[What is expected]:
Retype all of the data exactly as given.

---

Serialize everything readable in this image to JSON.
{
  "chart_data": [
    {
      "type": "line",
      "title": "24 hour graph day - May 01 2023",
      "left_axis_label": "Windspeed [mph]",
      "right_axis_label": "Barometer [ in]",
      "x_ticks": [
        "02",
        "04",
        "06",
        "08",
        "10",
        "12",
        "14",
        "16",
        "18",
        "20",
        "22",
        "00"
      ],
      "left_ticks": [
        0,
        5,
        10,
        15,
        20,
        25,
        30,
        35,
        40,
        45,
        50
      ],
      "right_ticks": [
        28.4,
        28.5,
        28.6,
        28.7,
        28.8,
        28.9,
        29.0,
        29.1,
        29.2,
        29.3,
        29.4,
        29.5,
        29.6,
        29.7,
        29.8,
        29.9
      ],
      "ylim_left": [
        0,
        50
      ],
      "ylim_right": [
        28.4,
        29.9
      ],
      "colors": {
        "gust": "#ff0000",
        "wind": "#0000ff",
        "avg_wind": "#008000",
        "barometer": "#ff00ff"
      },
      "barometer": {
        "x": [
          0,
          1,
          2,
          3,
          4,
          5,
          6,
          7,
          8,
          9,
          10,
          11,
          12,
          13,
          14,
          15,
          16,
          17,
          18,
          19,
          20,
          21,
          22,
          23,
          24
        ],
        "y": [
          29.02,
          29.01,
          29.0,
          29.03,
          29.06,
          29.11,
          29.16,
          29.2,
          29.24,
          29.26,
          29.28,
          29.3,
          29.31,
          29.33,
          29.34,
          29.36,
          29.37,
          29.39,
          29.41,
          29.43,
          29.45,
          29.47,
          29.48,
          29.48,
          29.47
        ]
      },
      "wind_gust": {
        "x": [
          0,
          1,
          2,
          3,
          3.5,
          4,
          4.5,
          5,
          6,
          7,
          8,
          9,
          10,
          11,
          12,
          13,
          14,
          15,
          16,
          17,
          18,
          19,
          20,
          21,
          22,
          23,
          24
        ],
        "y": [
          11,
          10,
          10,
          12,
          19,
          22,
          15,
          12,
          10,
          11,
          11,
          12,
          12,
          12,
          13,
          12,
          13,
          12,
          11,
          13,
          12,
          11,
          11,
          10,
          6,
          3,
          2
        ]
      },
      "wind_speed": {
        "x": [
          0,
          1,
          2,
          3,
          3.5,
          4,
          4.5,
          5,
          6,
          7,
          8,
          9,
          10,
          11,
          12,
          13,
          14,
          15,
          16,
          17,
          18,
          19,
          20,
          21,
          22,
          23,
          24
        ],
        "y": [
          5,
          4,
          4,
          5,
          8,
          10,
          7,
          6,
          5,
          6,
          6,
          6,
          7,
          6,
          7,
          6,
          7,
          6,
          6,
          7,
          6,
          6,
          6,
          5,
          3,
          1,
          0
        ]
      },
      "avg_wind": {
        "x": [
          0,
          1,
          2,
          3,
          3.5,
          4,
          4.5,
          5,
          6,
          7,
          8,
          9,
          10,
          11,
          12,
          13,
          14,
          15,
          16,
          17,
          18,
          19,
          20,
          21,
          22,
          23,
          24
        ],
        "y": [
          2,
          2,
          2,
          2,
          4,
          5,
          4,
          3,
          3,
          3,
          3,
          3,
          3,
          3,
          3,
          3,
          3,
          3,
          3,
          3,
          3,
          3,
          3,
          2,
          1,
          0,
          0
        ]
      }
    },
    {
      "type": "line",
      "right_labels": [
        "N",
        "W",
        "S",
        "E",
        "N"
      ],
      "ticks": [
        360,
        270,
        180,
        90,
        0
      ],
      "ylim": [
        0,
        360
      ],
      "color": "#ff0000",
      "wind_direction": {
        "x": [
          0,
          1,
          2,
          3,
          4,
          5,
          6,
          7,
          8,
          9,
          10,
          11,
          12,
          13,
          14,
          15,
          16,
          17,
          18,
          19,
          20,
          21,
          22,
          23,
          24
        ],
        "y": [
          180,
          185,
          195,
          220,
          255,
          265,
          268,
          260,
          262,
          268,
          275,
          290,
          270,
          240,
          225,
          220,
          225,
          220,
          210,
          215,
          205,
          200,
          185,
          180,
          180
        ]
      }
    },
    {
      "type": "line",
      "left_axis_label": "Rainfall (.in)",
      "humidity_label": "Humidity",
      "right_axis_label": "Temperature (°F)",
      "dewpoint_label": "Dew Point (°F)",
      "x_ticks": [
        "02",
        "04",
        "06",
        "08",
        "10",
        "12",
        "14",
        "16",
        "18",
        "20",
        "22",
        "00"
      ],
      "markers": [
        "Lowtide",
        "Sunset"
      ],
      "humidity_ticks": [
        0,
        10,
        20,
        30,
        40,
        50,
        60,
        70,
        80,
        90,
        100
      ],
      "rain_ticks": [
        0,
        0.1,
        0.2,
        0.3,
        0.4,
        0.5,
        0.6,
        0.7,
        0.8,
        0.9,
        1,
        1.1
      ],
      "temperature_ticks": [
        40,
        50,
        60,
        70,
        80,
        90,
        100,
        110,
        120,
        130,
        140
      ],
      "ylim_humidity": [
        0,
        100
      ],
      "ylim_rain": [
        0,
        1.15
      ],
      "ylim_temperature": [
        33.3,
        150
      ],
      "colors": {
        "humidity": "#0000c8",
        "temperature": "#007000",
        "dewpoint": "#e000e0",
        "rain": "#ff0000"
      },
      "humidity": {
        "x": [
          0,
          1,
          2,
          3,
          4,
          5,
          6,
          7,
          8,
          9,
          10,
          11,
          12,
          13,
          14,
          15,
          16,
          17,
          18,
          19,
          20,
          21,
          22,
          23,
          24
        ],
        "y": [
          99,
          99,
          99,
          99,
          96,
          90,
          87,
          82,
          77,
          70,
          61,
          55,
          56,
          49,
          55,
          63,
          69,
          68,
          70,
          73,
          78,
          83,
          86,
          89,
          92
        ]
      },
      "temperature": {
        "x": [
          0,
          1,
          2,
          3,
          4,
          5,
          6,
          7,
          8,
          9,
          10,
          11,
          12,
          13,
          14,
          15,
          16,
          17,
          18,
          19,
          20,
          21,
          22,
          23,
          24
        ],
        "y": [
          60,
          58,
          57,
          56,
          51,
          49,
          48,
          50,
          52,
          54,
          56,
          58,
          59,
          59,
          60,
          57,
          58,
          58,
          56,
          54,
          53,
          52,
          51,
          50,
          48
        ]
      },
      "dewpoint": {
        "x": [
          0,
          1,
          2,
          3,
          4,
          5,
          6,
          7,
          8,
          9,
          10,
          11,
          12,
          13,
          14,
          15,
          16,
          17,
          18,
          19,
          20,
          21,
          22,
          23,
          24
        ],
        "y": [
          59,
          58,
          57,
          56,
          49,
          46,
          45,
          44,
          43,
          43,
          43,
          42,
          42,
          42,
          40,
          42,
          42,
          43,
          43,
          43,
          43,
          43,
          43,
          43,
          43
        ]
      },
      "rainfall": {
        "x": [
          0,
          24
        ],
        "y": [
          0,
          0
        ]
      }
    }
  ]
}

---

[Full solution]:
Serialize everything readable in this image to JSON.
{
  "chart_data": [
    {
      "type": "line",
      "title": "24 hour graph day - May 01 2023",
      "left_axis_label": "Windspeed [mph]",
      "right_axis_label": "Barometer [ in]",
      "x_ticks": [
        "02",
        "04",
        "06",
        "08",
        "10",
        "12",
        "14",
        "16",
        "18",
        "20",
        "22",
        "00"
      ],
      "left_ticks": [
        0,
        5,
        10,
        15,
        20,
        25,
        30,
        35,
        40,
        45,
        50
      ],
      "right_ticks": [
        28.4,
        28.5,
        28.6,
        28.7,
        28.8,
        28.9,
        29.0,
        29.1,
        29.2,
        29.3,
        29.4,
        29.5,
        29.6,
        29.7,
        29.8,
        29.9
      ],
      "ylim_left": [
        0,
        50
      ],
      "ylim_right": [
        28.4,
        29.9
      ],
      "colors": {
        "gust": "#ff0000",
        "wind": "#0000ff",
        "avg_wind": "#008000",
        "barometer": "#ff00ff"
      },
      "barometer": {
        "x": [
          0,
          1,
          2,
          3,
          4,
          5,
          6,
          7,
          8,
          9,
          10,
          11,
          12,
          13,
          14,
          15,
          16,
          17,
          18,
          19,
          20,
          21,
          22,
          23,
          24
        ],
        "y": [
          29.02,
          29.01,
          29.0,
          29.03,
          29.06,
          29.11,
          29.16,
          29.2,
          29.24,
          29.26,
          29.28,
          29.3,
          29.31,
          29.33,
          29.34,
          29.36,
          29.37,
          29.39,
          29.41,
          29.43,
          29.45,
          29.47,
          29.48,
          29.48,
          29.47
        ]
      },
      "wind_gust": {
        "x": [
          0,
          1,
          2,
          3,
          3.5,
          4,
          4.5,
          5,
          6,
          7,
          8,
          9,
          10,
          11,
          12,
          13,
          14,
          15,
          16,
          17,
          18,
          19,
          20,
          21,
          22,
          23,
          24
        ],
        "y": [
          11,
          10,
          10,
          12,
          19,
          22,
          15,
          12,
          10,
          11,
          11,
          12,
          12,
          12,
          13,
          12,
          13,
          12,
          11,
          13,
          12,
          11,
          11,
          10,
          6,
          3,
          2
        ]
      },
      "wind_speed": {
        "x": [
          0,
          1,
          2,
          3,
          3.5,
          4,
          4.5,
          5,
          6,
          7,
          8,
          9,
          10,
          11,
          12,
          13,
          14,
          15,
          16,
          17,
          18,
          19,
          20,
          21,
          22,
          23,
          24
        ],
        "y": [
          5,
          4,
          4,
          5,
          8,
          10,
          7,
          6,
          5,
          6,
          6,
          6,
          7,
          6,
          7,
          6,
          7,
          6,
          6,
          7,
          6,
          6,
          6,
          5,
          3,
          1,
          0
        ]
      },
      "avg_wind": {
        "x": [
          0,
          1,
          2,
          3,
          3.5,
          4,
          4.5,
          5,
          6,
          7,
          8,
          9,
          10,
          11,
          12,
          13,
          14,
          15,
          16,
          17,
          18,
          19,
          20,
          21,
          22,
          23,
          24
        ],
        "y": [
          2,
          2,
          2,
          2,
          4,
          5,
          4,
          3,
          3,
          3,
          3,
          3,
          3,
          3,
          3,
          3,
          3,
          3,
          3,
          3,
          3,
          3,
          3,
          2,
          1,
          0,
          0
        ]
      }
    },
    {
      "type": "line",
      "right_labels": [
        "N",
        "W",
        "S",
        "E",
        "N"
      ],
      "ticks": [
        360,
        270,
        180,
        90,
        0
      ],
      "ylim": [
        0,
        360
      ],
      "color": "#ff0000",
      "wind_direction": {
        "x": [
          0,
          1,
          2,
          3,
          4,
          5,
          6,
          7,
          8,
          9,
          10,
          11,
          12,
          13,
          14,
          15,
          16,
          17,
          18,
          19,
          20,
          21,
          22,
          23,
          24
        ],
        "y": [
          180,
          185,
          195,
          220,
          255,
          265,
          268,
          260,
          262,
          268,
          275,
          290,
          270,
          240,
          225,
          220,
          225,
          220,
          210,
          215,
          205,
          200,
          185,
          180,
          180
        ]
      }
    },
    {
      "type": "line",
      "left_axis_label": "Rainfall (.in)",
      "humidity_label": "Humidity",
      "right_axis_label": "Temperature (°F)",
      "dewpoint_label": "Dew Point (°F)",
      "x_ticks": [
        "02",
        "04",
        "06",
        "08",
        "10",
        "12",
        "14",
        "16",
        "18",
        "20",
        "22",
        "00"
      ],
      "markers": [
        "Lowtide",
        "Sunset"
      ],
      "humidity_ticks": [
        0,
        10,
        20,
        30,
        40,
        50,
        60,
        70,
        80,
        90,
        100
      ],
      "rain_ticks": [
        0,
        0.1,
        0.2,
        0.3,
        0.4,
        0.5,
        0.6,
        0.7,
        0.8,
        0.9,
        1,
        1.1
      ],
      "temperature_ticks": [
        40,
        50,
        60,
        70,
        80,
        90,
        100,
        110,
        120,
        130,
        140
      ],
      "ylim_humidity": [
        0,
        100
      ],
      "ylim_rain": [
        0,
        1.15
      ],
      "ylim_temperature": [
        33.3,
        150
      ],
      "colors": {
        "humidity": "#0000c8",
        "temperature": "#007000",
        "dewpoint": "#e000e0",
        "rain": "#ff0000"
      },
      "humidity": {
        "x": [
          0,
          1,
          2,
          3,
          4,
          5,
          6,
          7,
          8,
          9,
          10,
          11,
          12,
          13,
          14,
          15,
          16,
          17,
          18,
          19,
          20,
          21,
          22,
          23,
          24
        ],
        "y": [
          99,
          99,
          99,
          99,
          96,
          90,
          87,
          82,
          77,
          70,
          61,
          55,
          56,
          49,
          55,
          63,
          69,
          68,
          70,
          73,
          78,
          83,
          86,
          89,
          92
        ]
      },
      "temperature": {
        "x": [
          0,
          1,
          2,
          3,
          4,
          5,
          6,
          7,
          8,
          9,
          10,
          11,
          12,
          13,
          14,
          15,
          16,
          17,
          18,
          19,
          20,
          21,
          22,
          23,
          24
        ],
        "y": [
          60,
          58,
          57,
          56,
          51,
          49,
          48,
          50,
          52,
          54,
          56,
          58,
          59,
          59,
          60,
          57,
          58,
          58,
          56,
          54,
          53,
          52,
          51,
          50,
          48
        ]
      },
      "dewpoint": {
        "x": [
          0,
          1,
          2,
          3,
          4,
          5,
          6,
          7,
          8,
          9,
          10,
          11,
          12,
          13,
          14,
          15,
          16,
          17,
          18,
          19,
          20,
          21,
          22,
          23,
          24
        ],
        "y": [
          59,
          58,
          57,
          56,
          49,
          46,
          45,
          44,
          43,
          43,
          43,
          42,
          42,
          42,
          40,
          42,
          42,
          43,
          43,
          43,
          43,
          43,
          43,
          43,
          43
        ]
      },
      "rainfall": {
        "x": [
          0,
          24
        ],
        "y": [
          0,
          0
        ]
      }
    }
  ]
}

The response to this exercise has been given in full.